* _TEXT EXCERPT_:
▬▬▬

Skip to main content

Create a Data Source

Creating a data source is the first step in setting up data ingestion in Nexla. Data sources define the connection to external systems and configure how data should be extracted and processed.

Required Fields

When creating a data source, you must provide:

  • name: A descriptive name for the data source
  • source_type: The connector type (e.g., s3, mysql, rest)
  • data_credentials_id: ID of existing credentials or inline credentials object
  • source_config: Connector-specific configuration settings

API Endpoint

Create Source: Request
POST /data_sources

Example Request Body:

{
"name": "Example S3 Data Source",
"source_type": "s3",
"data_credentials_id": 5001,
"source_config": {
"bucket": "my-data-bucket",
"prefix": "daily/",
"file_pattern": "*.csv"
}
}

Response Structure

A successful creation returns the complete data source object:

Create Source: Response
{
"id": 5001,
"owner_id": 2,
"org_id": 1,
"name": "Example S3 Data Source",
"description": null,
"status": "INIT",
"source_type": "s3",
"source_config": {
"bucket": "my-data-bucket",
"prefix": "daily/",
"file_pattern": "*.csv"

▬▬▬

* _DATASET EXCERPT_:
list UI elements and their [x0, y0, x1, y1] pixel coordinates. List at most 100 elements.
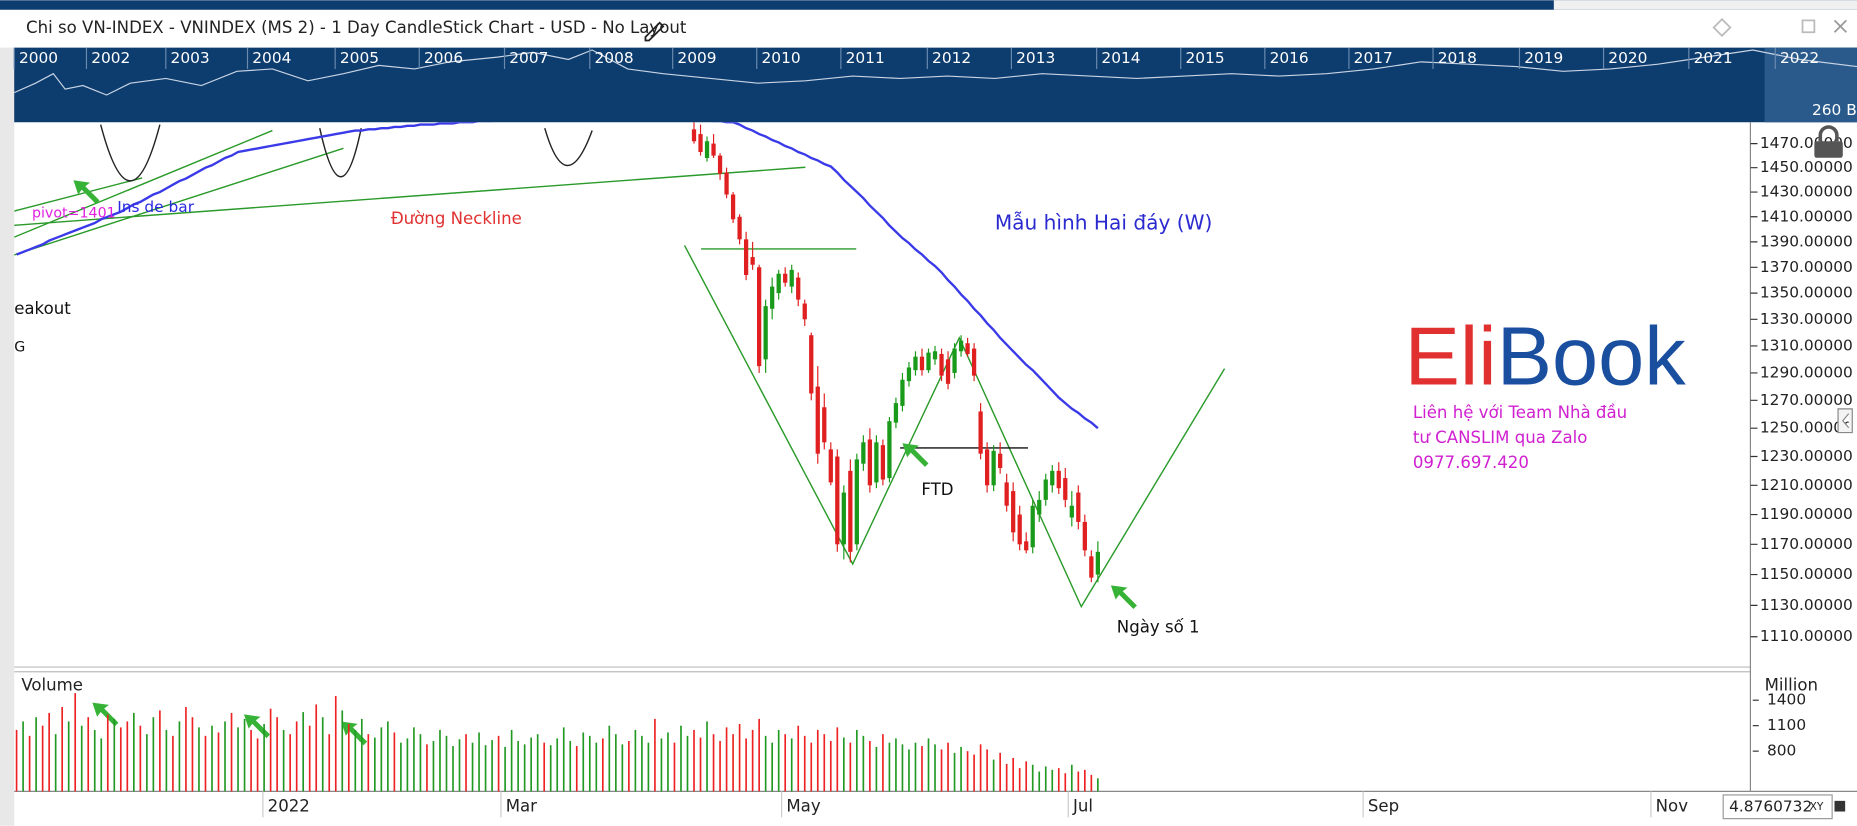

▬▬▬

* _WHAT IS REQUIRED_: Carry the Nexla setup guide on from its last line.

* _ANSWER TO THE EXERCISE_:
},
"data_credentials_id": 5001,
"flow_type": "streaming",
"data_sets": [],
"created_at": "2023-01-15T10:30:00.000Z",
"updated_at": "2023-01-15T10:30:00.000Z"
}

Creating with Existing Credentials

When you have already created data credentials, you can reference them by ID when creating a data source. This approach is recommended for production environments where credentials are managed separately.

Using Credential ID

Create with Existing Credentials: Request
{
"name": "Production MySQL Source",
"source_type": "mysql",
"data_credentials_id": 5001,
"source_config": {
"host": "db.example.com",
"port": 3306,
"database": "customers",
"incremental_column": "updated_at"
}
}

Benefits of Existing Credentials

  • Security: Credentials are managed centrally and encrypted
  • Reusability: Same credentials can be used for multiple sources
  • Audit Trail: Clear tracking of credential usage and access
  • Rotation: Easier to update credentials across multiple sources

Creating with Inline Credentials

For development and testing, you can create credentials inline with the data source. This approach is convenient but should be used carefully in production environments.

Inline Credentials Example

Create with Inline Credentials: Request
{
"name": "Test FTP Source",
"source_type": "ftp",
"data_credentials": {
"name": "FTP Test Credentials",
"credentials_type": "ftp",
"credentials": {
"host": "ftp.example.com",
"username": "testuser",
"password": "testpass",
"port": 21
}
},
"source_config": {
"path": "/data/",
"file_pattern": "*.txt"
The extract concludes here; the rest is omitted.